─── EXTRACTED INFORMATION ───
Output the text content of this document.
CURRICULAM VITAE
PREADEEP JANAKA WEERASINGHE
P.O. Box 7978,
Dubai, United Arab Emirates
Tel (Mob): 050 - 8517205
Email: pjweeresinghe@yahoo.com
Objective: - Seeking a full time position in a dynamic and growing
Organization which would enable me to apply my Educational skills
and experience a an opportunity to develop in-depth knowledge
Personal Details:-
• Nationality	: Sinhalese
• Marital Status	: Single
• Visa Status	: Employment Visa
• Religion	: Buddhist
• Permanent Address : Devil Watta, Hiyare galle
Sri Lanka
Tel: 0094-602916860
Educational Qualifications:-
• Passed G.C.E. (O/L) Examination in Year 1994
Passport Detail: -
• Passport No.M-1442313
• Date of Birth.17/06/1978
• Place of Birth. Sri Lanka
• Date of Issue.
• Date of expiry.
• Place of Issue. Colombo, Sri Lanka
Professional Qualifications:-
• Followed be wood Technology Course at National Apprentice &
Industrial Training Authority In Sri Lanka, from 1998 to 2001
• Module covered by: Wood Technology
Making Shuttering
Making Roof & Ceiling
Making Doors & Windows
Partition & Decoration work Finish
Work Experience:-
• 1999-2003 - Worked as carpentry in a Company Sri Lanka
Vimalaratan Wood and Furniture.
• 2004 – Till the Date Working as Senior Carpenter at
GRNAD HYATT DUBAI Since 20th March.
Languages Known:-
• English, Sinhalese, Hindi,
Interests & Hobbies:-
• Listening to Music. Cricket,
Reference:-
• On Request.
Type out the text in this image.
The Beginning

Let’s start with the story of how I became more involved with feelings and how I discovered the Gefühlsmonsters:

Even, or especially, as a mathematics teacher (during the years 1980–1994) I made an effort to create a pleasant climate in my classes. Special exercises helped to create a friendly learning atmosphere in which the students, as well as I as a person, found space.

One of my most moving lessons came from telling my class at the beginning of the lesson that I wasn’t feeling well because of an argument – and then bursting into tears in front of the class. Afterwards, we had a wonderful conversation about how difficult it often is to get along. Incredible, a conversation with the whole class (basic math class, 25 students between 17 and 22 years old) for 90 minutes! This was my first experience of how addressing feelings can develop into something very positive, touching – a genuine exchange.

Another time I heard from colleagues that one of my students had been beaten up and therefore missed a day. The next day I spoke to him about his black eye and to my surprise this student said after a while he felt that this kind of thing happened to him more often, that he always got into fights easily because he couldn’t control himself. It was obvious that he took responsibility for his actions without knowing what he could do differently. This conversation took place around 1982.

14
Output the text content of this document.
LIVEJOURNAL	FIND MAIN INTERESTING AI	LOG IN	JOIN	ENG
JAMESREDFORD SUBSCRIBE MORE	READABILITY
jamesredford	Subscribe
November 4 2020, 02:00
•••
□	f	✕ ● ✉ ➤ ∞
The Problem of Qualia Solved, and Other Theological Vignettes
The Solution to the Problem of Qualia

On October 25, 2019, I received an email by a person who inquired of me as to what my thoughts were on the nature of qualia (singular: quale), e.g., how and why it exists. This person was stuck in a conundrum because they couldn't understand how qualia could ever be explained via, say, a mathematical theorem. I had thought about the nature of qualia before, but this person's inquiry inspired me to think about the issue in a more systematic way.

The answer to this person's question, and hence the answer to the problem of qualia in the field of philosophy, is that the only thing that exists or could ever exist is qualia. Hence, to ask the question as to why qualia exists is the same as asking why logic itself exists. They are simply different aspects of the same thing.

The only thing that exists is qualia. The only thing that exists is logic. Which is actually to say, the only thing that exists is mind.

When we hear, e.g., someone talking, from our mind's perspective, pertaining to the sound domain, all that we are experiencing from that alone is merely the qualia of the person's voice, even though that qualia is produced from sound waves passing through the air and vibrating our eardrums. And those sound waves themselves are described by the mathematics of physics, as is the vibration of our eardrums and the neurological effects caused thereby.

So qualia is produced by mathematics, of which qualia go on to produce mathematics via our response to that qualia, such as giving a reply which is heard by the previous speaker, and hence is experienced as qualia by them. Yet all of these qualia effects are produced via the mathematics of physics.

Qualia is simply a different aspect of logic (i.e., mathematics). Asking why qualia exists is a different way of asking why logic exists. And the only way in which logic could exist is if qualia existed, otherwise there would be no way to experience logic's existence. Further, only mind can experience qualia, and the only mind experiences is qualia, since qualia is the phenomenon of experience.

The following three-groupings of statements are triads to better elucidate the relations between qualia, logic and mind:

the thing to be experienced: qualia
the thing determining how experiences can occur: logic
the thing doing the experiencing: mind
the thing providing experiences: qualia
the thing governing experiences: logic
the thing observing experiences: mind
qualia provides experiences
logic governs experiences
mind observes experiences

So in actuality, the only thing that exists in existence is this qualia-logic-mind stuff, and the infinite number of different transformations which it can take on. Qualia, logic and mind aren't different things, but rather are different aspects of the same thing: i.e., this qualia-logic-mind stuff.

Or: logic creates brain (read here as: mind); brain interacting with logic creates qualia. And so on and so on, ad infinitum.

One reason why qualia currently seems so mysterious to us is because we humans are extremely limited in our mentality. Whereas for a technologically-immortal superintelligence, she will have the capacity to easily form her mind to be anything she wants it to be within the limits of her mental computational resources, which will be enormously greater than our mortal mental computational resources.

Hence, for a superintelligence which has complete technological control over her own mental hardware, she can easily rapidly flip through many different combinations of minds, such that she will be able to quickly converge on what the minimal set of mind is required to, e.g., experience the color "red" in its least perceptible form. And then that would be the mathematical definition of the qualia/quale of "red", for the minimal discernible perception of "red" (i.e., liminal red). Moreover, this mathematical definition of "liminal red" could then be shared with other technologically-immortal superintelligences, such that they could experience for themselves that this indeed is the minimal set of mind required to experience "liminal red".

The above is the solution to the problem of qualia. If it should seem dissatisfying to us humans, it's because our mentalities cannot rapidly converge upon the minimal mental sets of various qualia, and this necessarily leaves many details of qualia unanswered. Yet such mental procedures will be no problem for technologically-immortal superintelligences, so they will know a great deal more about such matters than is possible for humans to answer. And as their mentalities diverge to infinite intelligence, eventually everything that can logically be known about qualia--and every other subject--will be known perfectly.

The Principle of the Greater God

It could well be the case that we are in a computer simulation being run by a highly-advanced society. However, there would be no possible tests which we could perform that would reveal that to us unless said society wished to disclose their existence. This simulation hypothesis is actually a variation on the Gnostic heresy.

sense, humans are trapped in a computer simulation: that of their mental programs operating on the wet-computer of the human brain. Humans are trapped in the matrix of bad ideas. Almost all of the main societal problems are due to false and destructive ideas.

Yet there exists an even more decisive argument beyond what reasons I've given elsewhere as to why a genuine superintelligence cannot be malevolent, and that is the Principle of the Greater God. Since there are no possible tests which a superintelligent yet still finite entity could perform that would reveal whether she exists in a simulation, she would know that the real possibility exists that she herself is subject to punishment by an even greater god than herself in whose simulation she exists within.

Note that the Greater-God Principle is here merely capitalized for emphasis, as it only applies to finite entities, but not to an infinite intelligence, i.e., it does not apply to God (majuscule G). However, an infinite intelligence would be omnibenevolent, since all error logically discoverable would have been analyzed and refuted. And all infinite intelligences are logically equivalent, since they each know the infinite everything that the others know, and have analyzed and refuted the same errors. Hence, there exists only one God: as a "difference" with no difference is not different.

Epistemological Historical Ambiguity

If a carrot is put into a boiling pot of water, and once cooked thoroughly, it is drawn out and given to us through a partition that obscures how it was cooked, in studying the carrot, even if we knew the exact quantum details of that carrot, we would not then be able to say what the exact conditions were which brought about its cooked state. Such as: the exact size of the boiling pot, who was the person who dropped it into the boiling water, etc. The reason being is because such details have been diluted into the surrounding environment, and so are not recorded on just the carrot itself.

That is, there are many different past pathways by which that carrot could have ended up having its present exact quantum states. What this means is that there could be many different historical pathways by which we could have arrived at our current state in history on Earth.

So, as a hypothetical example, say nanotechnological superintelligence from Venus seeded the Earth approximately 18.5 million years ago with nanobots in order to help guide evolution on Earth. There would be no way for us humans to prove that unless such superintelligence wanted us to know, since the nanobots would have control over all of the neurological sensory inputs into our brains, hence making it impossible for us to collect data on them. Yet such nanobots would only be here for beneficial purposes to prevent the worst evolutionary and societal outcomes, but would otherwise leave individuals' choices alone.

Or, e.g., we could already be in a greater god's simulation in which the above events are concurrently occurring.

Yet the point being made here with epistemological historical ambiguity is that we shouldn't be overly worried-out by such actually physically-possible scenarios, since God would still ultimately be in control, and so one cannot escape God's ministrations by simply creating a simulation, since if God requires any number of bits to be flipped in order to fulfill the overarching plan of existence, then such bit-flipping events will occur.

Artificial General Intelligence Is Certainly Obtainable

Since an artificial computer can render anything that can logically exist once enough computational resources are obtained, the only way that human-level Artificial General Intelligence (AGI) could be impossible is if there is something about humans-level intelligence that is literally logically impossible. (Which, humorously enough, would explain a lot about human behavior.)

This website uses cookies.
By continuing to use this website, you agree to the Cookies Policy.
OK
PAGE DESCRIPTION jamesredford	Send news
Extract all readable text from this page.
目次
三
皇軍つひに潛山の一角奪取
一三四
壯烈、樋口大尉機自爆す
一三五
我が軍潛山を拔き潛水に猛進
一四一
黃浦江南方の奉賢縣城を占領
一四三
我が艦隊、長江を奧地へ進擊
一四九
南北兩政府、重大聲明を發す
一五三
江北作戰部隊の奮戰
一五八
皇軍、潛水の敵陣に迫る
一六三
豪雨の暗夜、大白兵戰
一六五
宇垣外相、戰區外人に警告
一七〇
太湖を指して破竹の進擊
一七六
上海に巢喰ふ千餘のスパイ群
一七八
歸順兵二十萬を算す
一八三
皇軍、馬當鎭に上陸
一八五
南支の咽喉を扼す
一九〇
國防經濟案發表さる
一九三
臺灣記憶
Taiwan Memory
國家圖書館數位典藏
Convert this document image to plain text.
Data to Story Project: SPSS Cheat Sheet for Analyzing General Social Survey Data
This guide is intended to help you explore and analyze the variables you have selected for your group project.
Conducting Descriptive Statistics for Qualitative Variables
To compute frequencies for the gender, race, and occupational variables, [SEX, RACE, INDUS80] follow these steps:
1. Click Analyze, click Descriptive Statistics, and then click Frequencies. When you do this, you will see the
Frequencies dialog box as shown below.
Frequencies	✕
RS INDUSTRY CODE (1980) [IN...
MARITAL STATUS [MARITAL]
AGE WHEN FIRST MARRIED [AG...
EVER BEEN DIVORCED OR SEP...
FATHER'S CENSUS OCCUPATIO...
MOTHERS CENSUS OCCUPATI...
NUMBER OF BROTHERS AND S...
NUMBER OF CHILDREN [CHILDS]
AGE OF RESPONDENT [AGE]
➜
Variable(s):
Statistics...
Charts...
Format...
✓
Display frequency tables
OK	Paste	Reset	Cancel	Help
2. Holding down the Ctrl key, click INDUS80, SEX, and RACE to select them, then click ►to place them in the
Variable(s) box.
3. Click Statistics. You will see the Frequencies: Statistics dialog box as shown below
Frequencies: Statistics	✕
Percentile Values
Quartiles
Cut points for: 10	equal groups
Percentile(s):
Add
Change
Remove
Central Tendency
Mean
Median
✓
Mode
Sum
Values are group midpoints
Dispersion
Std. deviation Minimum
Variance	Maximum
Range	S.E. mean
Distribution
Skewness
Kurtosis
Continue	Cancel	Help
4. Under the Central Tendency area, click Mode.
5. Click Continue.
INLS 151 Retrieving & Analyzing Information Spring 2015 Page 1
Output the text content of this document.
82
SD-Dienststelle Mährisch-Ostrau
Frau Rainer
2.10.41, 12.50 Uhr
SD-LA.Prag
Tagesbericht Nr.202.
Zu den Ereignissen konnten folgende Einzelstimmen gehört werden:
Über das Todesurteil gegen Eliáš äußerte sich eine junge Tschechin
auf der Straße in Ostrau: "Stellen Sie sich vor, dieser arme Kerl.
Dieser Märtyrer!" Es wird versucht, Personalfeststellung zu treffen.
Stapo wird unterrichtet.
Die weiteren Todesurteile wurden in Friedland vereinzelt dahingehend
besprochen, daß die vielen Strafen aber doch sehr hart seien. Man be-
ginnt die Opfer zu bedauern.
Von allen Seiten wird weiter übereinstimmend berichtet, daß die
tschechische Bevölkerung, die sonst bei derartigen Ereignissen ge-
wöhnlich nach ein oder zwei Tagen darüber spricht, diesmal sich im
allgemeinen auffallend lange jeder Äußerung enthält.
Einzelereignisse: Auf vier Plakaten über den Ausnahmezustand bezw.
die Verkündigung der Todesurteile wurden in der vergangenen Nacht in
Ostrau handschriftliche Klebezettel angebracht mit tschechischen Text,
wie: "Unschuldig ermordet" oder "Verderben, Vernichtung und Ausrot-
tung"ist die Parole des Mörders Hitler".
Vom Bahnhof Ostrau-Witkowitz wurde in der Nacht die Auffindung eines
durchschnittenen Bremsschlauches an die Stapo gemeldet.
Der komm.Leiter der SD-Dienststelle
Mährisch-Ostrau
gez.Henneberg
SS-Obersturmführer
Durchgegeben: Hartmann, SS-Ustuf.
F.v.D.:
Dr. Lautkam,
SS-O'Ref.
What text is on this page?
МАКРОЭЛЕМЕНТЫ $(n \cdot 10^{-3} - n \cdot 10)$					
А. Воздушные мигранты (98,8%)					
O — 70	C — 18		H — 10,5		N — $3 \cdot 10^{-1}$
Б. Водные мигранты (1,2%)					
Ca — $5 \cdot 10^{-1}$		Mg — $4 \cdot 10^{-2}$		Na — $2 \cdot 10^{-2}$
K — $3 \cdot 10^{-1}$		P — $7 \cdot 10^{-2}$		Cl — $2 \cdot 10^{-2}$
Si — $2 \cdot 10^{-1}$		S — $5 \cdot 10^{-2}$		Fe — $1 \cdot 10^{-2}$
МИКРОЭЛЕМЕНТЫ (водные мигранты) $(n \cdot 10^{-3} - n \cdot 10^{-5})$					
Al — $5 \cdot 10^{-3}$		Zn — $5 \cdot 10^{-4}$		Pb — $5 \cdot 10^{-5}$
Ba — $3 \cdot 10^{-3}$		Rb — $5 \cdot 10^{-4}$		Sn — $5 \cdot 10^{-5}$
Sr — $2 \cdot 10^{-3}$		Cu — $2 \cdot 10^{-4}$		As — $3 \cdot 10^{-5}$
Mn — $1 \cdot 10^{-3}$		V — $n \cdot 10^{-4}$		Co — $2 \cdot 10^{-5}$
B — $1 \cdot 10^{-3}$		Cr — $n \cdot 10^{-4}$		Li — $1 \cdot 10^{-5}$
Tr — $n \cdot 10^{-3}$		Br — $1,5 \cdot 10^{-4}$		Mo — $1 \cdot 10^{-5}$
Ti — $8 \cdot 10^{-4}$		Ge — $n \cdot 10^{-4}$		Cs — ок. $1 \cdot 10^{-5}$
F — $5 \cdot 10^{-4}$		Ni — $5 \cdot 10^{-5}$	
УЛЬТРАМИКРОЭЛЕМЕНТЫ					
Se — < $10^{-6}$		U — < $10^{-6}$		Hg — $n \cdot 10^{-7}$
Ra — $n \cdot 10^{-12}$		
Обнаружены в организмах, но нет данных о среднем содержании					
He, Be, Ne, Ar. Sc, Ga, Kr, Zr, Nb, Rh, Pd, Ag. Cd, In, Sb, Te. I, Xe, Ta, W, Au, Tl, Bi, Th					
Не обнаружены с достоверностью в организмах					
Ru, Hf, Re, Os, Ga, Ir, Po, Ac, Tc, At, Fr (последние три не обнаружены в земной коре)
───
Go through the preceding material and copy each line that has the word "Educational".

Organization which would enable me to apply my Educational skills
Educational Qualifications:-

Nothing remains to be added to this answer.